--- Start Material to process ---
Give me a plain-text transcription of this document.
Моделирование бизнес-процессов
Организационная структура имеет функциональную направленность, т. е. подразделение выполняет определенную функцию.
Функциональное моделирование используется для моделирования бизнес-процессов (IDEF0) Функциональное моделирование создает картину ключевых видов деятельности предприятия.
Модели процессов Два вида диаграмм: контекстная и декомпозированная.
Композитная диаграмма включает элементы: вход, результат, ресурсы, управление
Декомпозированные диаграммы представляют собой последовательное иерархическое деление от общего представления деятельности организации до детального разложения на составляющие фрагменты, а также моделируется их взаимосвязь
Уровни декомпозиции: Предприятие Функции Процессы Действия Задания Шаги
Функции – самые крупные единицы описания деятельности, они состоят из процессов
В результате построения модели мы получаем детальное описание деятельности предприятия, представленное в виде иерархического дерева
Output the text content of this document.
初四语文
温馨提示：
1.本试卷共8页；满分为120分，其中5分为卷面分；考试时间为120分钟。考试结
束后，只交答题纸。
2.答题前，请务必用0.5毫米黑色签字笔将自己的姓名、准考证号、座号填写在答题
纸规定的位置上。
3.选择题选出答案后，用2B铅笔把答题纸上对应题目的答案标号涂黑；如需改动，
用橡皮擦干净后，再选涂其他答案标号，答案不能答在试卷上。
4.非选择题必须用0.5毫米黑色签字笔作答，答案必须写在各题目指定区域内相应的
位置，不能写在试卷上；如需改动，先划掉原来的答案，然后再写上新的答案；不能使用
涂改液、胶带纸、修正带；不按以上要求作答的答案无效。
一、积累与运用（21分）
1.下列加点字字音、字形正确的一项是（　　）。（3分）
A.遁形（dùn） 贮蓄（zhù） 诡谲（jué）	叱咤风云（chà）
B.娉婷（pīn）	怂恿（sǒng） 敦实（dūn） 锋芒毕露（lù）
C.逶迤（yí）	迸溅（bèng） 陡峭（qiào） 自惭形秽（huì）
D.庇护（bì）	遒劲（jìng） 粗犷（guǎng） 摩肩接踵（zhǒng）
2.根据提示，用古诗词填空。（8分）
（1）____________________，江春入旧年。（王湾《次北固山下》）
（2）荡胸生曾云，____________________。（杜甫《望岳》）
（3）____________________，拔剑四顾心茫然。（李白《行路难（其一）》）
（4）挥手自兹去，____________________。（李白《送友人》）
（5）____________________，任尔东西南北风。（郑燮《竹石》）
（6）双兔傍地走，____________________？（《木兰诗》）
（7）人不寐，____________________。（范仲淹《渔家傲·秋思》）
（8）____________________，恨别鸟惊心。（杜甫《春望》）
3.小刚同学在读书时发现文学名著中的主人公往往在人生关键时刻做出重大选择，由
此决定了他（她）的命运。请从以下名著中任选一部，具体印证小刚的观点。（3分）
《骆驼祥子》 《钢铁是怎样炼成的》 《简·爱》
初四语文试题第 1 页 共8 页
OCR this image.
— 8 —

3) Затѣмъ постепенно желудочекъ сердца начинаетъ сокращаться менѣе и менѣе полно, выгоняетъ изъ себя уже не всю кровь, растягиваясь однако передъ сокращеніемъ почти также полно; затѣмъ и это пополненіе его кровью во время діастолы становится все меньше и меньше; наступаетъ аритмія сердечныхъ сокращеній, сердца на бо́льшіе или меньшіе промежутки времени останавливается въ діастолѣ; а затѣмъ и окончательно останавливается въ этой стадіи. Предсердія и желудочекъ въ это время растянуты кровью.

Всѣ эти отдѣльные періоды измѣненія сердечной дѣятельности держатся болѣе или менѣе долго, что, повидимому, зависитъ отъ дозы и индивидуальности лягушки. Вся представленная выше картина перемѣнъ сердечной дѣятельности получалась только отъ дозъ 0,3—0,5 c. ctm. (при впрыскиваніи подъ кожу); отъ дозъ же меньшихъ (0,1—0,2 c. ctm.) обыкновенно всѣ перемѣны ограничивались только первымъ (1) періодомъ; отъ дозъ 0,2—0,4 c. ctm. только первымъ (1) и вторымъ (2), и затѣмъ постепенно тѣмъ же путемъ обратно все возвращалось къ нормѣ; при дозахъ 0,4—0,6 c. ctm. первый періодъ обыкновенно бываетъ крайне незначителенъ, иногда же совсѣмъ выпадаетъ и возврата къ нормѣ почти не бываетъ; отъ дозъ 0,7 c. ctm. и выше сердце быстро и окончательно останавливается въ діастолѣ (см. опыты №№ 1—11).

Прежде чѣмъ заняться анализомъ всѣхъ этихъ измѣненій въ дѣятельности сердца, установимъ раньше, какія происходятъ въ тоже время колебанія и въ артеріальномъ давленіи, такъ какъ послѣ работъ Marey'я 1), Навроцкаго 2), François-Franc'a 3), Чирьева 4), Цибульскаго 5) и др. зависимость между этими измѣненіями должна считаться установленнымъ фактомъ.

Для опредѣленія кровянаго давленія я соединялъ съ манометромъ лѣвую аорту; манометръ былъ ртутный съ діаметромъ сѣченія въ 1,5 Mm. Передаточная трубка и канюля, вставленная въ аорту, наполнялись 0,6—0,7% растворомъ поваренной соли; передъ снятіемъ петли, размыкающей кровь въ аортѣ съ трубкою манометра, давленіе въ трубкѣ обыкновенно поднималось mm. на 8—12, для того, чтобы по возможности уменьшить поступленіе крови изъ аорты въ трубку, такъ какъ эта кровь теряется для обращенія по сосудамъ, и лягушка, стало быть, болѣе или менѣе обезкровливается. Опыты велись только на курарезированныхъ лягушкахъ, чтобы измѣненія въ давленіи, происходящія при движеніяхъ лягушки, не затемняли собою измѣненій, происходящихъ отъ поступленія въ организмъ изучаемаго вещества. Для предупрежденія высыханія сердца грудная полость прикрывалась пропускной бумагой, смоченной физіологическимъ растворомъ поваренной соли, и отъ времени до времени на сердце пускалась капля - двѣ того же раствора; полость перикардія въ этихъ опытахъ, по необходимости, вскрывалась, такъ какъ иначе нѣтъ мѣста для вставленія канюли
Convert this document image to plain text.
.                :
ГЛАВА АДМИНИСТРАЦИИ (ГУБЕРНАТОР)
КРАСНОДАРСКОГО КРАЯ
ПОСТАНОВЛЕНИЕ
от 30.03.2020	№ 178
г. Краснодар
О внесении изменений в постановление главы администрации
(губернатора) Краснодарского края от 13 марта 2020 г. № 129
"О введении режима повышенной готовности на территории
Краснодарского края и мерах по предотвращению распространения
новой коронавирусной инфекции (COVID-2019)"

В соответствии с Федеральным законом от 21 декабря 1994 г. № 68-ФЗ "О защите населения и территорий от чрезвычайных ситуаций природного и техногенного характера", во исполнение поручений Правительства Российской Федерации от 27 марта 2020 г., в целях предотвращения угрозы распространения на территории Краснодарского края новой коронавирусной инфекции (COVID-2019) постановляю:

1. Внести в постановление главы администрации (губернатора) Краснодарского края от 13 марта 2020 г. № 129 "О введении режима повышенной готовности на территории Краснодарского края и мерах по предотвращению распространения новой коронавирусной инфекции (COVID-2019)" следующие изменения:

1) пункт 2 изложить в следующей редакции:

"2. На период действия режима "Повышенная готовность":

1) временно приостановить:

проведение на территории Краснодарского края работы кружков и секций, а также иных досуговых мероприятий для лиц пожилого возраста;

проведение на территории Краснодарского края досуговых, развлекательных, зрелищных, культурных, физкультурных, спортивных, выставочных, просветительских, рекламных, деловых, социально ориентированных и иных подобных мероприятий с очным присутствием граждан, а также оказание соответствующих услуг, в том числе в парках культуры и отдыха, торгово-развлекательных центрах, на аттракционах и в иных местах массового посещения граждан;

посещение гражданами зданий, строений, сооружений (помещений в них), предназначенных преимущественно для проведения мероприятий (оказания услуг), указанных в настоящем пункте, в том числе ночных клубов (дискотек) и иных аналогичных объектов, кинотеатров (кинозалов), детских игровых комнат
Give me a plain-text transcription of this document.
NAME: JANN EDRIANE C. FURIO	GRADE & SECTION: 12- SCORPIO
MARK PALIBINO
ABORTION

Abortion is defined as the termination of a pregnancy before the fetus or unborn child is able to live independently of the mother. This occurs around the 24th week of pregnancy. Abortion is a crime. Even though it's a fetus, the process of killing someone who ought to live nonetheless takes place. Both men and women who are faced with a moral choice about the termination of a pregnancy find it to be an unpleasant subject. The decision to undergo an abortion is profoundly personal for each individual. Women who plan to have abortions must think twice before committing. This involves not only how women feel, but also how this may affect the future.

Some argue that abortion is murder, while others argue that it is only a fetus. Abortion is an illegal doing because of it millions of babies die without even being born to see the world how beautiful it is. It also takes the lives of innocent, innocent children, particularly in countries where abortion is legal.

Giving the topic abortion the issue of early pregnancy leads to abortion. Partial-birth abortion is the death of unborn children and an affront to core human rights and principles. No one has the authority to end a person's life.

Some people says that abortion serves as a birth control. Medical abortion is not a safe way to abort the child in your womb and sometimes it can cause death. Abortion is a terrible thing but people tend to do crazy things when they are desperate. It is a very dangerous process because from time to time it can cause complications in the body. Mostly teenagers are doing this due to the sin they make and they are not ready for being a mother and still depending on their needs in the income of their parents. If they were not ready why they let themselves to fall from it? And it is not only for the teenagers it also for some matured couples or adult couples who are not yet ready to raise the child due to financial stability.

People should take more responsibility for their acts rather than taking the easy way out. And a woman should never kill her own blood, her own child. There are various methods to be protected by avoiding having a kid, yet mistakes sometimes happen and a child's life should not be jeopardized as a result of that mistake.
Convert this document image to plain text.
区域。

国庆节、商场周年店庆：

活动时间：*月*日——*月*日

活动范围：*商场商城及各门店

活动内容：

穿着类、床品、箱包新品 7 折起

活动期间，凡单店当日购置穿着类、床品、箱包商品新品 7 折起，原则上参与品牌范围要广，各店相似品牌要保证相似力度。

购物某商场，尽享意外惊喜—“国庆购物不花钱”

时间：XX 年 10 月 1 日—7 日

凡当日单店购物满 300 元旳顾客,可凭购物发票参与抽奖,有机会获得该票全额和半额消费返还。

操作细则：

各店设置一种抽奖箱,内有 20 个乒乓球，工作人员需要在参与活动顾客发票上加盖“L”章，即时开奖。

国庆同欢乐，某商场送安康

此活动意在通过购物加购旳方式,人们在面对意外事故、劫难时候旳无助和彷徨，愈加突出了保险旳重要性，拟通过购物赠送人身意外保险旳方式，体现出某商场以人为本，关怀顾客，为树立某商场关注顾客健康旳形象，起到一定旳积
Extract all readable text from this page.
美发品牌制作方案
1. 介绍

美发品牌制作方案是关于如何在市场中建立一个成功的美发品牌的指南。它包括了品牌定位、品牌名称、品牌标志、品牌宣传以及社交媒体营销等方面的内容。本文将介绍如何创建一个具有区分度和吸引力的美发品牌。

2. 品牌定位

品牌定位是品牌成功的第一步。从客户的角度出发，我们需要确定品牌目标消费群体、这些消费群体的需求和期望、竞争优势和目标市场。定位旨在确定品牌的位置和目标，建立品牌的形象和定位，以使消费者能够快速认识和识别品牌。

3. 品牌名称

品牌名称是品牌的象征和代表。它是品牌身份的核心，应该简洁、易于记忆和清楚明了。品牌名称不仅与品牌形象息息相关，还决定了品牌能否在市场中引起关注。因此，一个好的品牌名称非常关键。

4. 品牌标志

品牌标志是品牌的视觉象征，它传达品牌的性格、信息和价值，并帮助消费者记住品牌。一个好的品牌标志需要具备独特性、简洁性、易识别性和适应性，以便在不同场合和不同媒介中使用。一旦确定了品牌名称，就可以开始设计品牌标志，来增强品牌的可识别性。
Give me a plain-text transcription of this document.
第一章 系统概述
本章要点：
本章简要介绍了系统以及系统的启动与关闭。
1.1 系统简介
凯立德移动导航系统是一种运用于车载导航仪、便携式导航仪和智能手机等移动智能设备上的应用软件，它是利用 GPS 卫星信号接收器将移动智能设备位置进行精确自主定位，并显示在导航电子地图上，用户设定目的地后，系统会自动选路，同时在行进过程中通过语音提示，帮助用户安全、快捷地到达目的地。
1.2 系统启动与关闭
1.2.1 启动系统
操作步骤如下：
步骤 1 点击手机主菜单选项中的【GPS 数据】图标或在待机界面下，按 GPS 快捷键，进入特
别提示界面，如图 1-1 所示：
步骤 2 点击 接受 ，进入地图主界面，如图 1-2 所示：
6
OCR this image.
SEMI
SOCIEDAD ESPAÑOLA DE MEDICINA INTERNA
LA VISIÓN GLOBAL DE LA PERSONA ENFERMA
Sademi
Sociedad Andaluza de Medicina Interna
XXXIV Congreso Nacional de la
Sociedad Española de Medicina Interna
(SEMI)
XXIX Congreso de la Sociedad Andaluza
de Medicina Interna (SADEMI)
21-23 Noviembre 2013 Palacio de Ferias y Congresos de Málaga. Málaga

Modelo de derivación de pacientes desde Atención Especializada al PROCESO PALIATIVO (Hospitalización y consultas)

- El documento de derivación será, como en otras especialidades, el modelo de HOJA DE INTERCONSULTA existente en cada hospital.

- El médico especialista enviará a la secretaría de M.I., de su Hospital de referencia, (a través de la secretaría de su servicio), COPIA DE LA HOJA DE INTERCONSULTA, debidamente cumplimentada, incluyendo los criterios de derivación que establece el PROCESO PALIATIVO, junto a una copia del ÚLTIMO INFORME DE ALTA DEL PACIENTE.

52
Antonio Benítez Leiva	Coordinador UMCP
--- End Material to process ---
Exercise goal.
Note each line of the entries that has "главы" in it, and copy those lines.

Full output.
О внесении изменений в постановление главы администрации
1. Внести в постановление главы администрации (губернатора) Краснодарского края от 13 марта 2020 г. № 129 "О введении режима повышенной готовности на территории Краснодарского края и мерах по предотвращению распространения новой коронавирусной инфекции (COVID-2019)" следующие изменения:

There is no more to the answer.